• [GIVEN DATA]
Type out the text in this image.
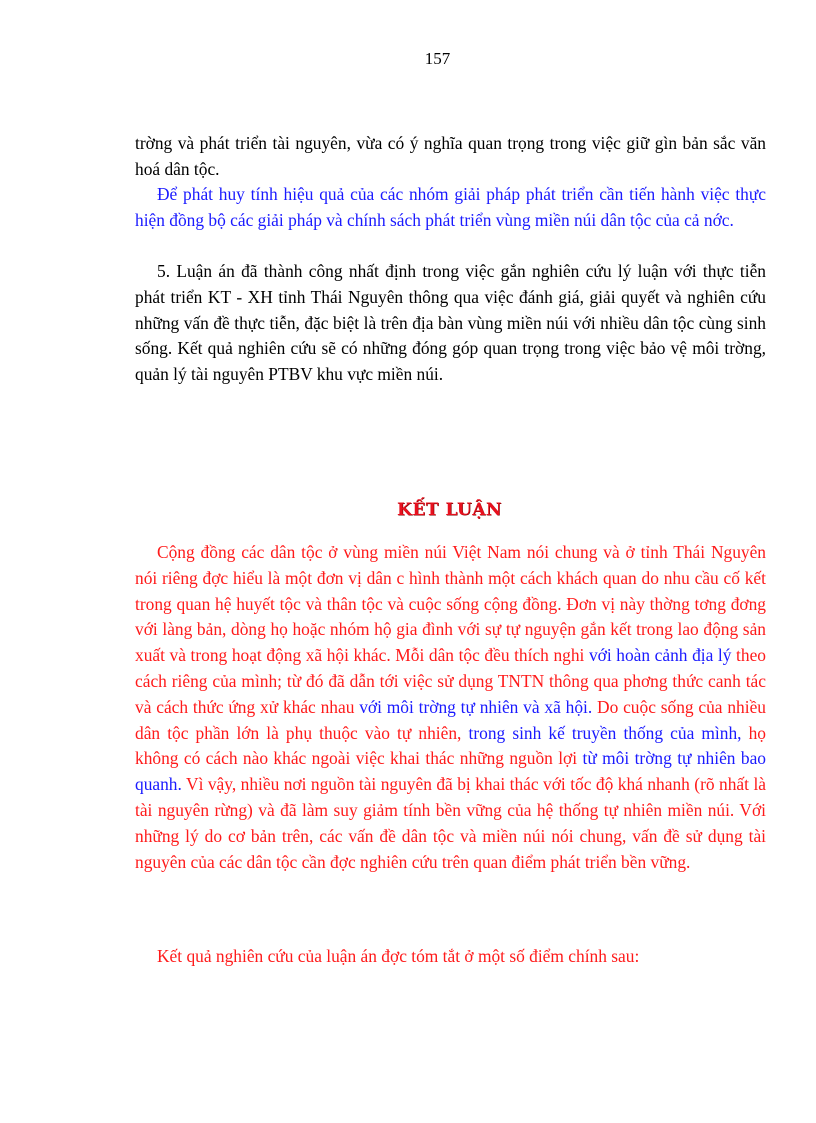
157

trờng và phát triển tài nguyên, vừa có ý nghĩa quan trọng trong việc giữ gìn bản sắc văn hoá dân tộc.

Để phát huy tính hiệu quả của các nhóm giải pháp phát triển cần tiến hành việc thực hiện đồng bộ các giải pháp và chính sách phát triển vùng miền núi dân tộc của cả nớc.

5. Luận án đã thành công nhất định trong việc gắn nghiên cứu lý luận với thực tiễn phát triển KT - XH tỉnh Thái Nguyên thông qua việc đánh giá, giải quyết và nghiên cứu những vấn đề thực tiễn, đặc biệt là trên địa bàn vùng miền núi với nhiều dân tộc cùng sinh sống. Kết quả nghiên cứu sẽ có những đóng góp quan trọng trong việc bảo vệ môi trờng, quản lý tài nguyên PTBV khu vực miền núi.

KẾT LUẬN

Cộng đồng các dân tộc ở vùng miền núi Việt Nam nói chung và ở tỉnh Thái Nguyên nói riêng đợc hiểu là một đơn vị dân c hình thành một cách khách quan do nhu cầu cố kết trong quan hệ huyết tộc và thân tộc và cuộc sống cộng đồng. Đơn vị này thờng tơng đơng với làng bản, dòng họ hoặc nhóm hộ gia đình với sự tự nguyện gắn kết trong lao động sản xuất và trong hoạt động xã hội khác. Mỗi dân tộc đều thích nghi với hoàn cảnh địa lý theo cách riêng của mình; từ đó đã dẫn tới việc sử dụng TNTN thông qua phơng thức canh tác và cách thức ứng xử khác nhau với môi trờng tự nhiên và xã hội. Do cuộc sống của nhiều dân tộc phần lớn là phụ thuộc vào tự nhiên, trong sinh kế truyền thống của mình, họ không có cách nào khác ngoài việc khai thác những nguồn lợi từ môi trờng tự nhiên bao quanh. Vì vậy, nhiều nơi nguồn tài nguyên đã bị khai thác với tốc độ khá nhanh (rõ nhất là tài nguyên rừng) và đã làm suy giảm tính bền vững của hệ thống tự nhiên miền núi. Với những lý do cơ bản trên, các vấn đề dân tộc và miền núi nói chung, vấn đề sử dụng tài nguyên của các dân tộc cần đợc nghiên cứu trên quan điểm phát triển bền vững.

Kết quả nghiên cứu của luận án đợc tóm tắt ở một số điểm chính sau:
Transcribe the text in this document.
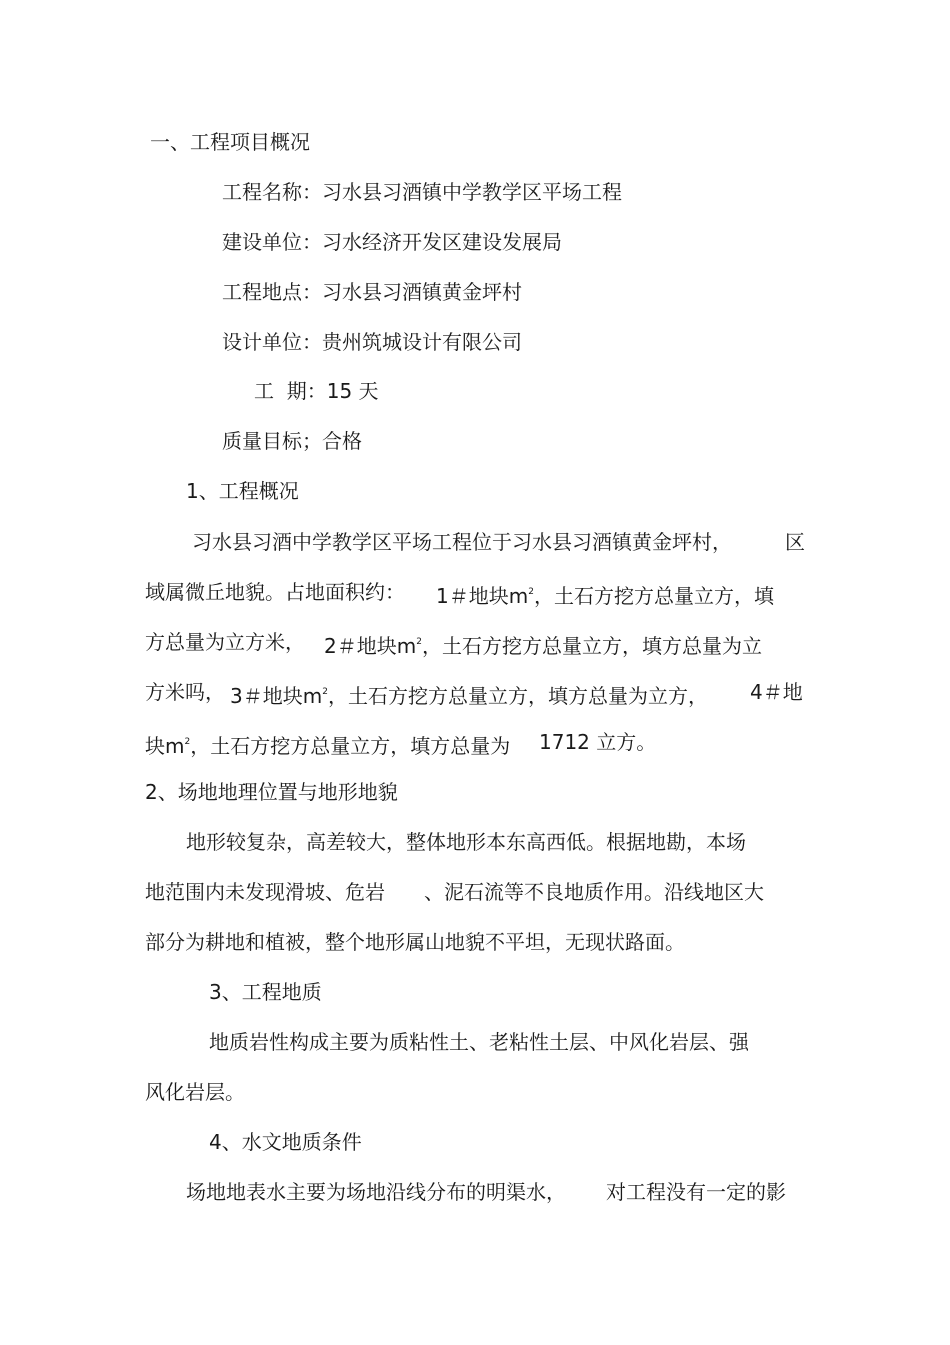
一、工程项目概况
工程名称：习水县习酒镇中学教学区平场工程
建设单位：习水经济开发区建设发展局
工程地点：习水县习酒镇黄金坪村
设计单位：贵州筑城设计有限公司
工  期：15 天
质量目标；合格
1、工程概况
习水县习酒中学教学区平场工程位于习水县习酒镇黄金坪村，	区
域属微丘地貌。占地面积约： 1＃地块$m^2$，土石方挖方总量立方，填
方总量为立方米， 2＃地块$m^2$，土石方挖方总量立方，填方总量为立
方米吗， 3＃地块$m^2$，土石方挖方总量立方，填方总量为立方， 4＃地
块$m^2$，土石方挖方总量立方，填方总量为 1712 立方。
2、场地地理位置与地形地貌
地形较复杂，高差较大，整体地形本东高西低。根据地勘，本场
地范围内未发现滑坡、危岩 、泥石流等不良地质作用。沿线地区大
部分为耕地和植被，整个地形属山地貌不平坦，无现状路面。
3、工程地质
地质岩性构成主要为质粘性土、老粘性土层、中风化岩层、强
风化岩层。
4、水文地质条件
场地地表水主要为场地沿线分布的明渠水， 对工程没有一定的影
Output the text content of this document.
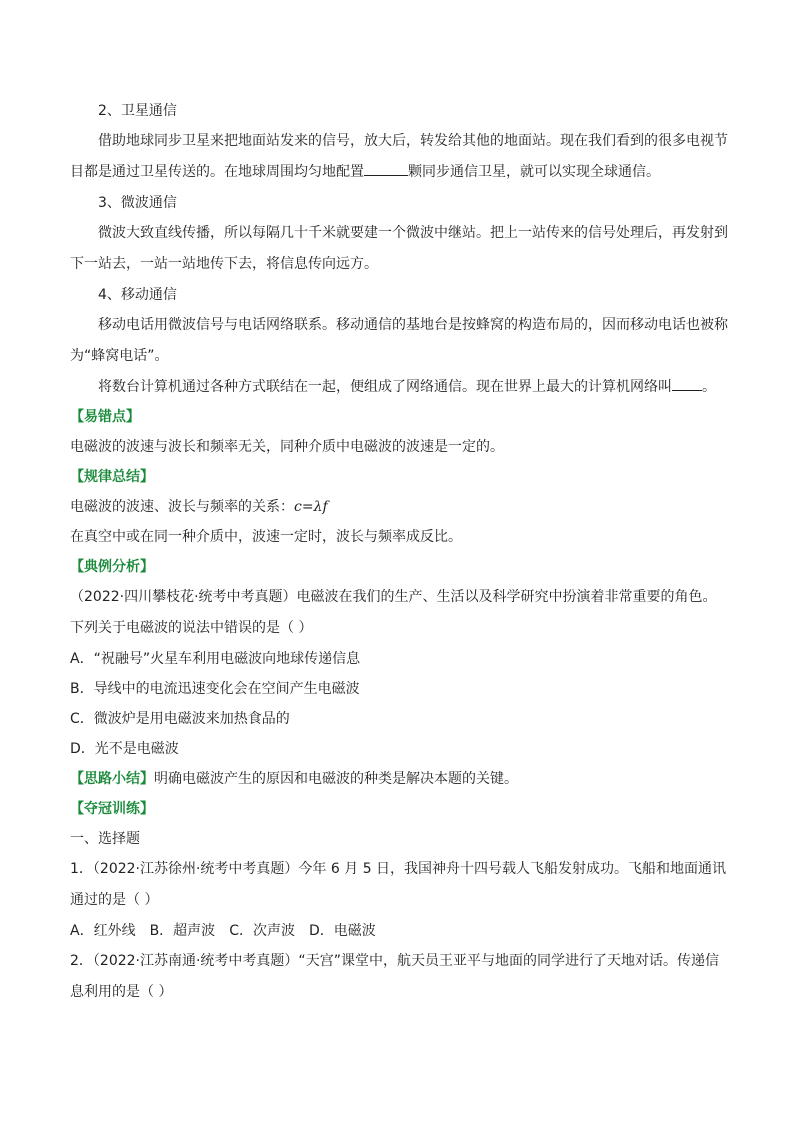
2、卫星通信

借助地球同步卫星来把地面站发来的信号，放大后，转发给其他的地面站。现在我们看到的很多电视节目都是通过卫星传送的。在地球周围均匀地配置	颗同步通信卫星，就可以实现全球通信。

3、微波通信

微波大致直线传播，所以每隔几十千米就要建一个微波中继站。把上一站传来的信号处理后，再发射到下一站去，一站一站地传下去，将信息传向远方。

4、移动通信

移动电话用微波信号与电话网络联系。移动通信的基地台是按蜂窝的构造布局的，因而移动电话也被称为“蜂窝电话”。

将数台计算机通过各种方式联结在一起，便组成了网络通信。现在世界上最大的计算机网络叫 。

【易错点】

电磁波的波速与波长和频率无关，同种介质中电磁波的波速是一定的。

【规律总结】

电磁波的波速、波长与频率的关系：c=λf

在真空中或在同一种介质中，波速一定时，波长与频率成反比。

【典例分析】

（2022·四川攀枝花·统考中考真题）电磁波在我们的生产、生活以及科学研究中扮演着非常重要的角色。下列关于电磁波的说法中错误的是（ ）

A．“祝融号”火星车利用电磁波向地球传递信息

B．导线中的电流迅速变化会在空间产生电磁波

C．微波炉是用电磁波来加热食品的

D．光不是电磁波

【思路小结】明确电磁波产生的原因和电磁波的种类是解决本题的关键。

【夺冠训练】

一、选择题

1．（2022·江苏徐州·统考中考真题）今年 6 月 5 日，我国神舟十四号载人飞船发射成功。飞船和地面通讯通过的是（ ）

A．红外线 B．超声波 C．次声波 D．电磁波

2．（2022·江苏南通·统考中考真题）“天宫”课堂中，航天员王亚平与地面的同学进行了天地对话。传递信息利用的是（ ）
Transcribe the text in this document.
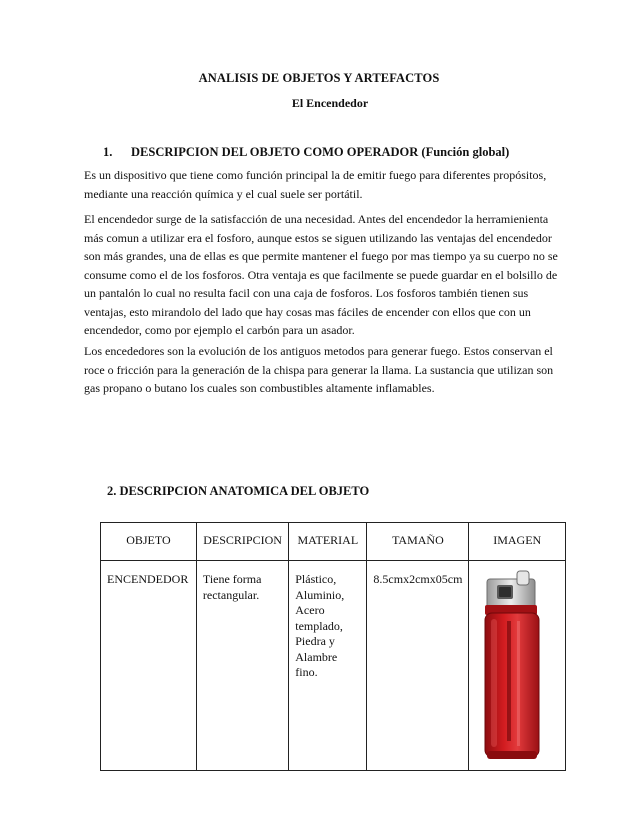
ANALISIS DE OBJETOS Y ARTEFACTOS
El Encendedor
1. DESCRIPCION DEL OBJETO COMO OPERADOR (Función global)

Es un dispositivo que tiene como función principal la de emitir fuego para diferentes propósitos, mediante una reacción química y el cual suele ser portátil.

El encendedor surge de la satisfacción de una necesidad. Antes del encendedor la herramienienta más comun a utilizar era el fosforo, aunque estos se siguen utilizando las ventajas del encendedor son más grandes, una de ellas es que permite mantener el fuego por mas tiempo ya su cuerpo no se consume como el de los fosforos. Otra ventaja es que facilmente se puede guardar en el bolsillo de un pantalón lo cual no resulta facil con una caja de fosforos. Los fosforos también tienen sus ventajas, esto mirandolo del lado que hay cosas mas fáciles de encender con ellos que con un encendedor, como por ejemplo el carbón para un asador.

Los encededores son la evolución de los antiguos metodos para generar fuego. Estos conservan el roce o fricción para la generación de la chispa para generar la llama. La sustancia que utilizan son gas propano o butano los cuales son combustibles altamente inflamables.

2. DESCRIPCION ANATOMICA DEL OBJETO
OBJETO	DESCRIPCION	MATERIAL	TAMAÑO	IMAGEN
ENCENDEDOR	Tiene forma rectangular.	Plástico, Aluminio, Acero templado, Piedra y Alambre fino.	8.5cmx2cmx05cm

• [TASK]
Every line above that contains the word "text" should be reported.

• [IN RESPONSE]
Type out the text in this image.
Transcribe the text in this document.
Output the text content of this document.
Transcribe the text in this document.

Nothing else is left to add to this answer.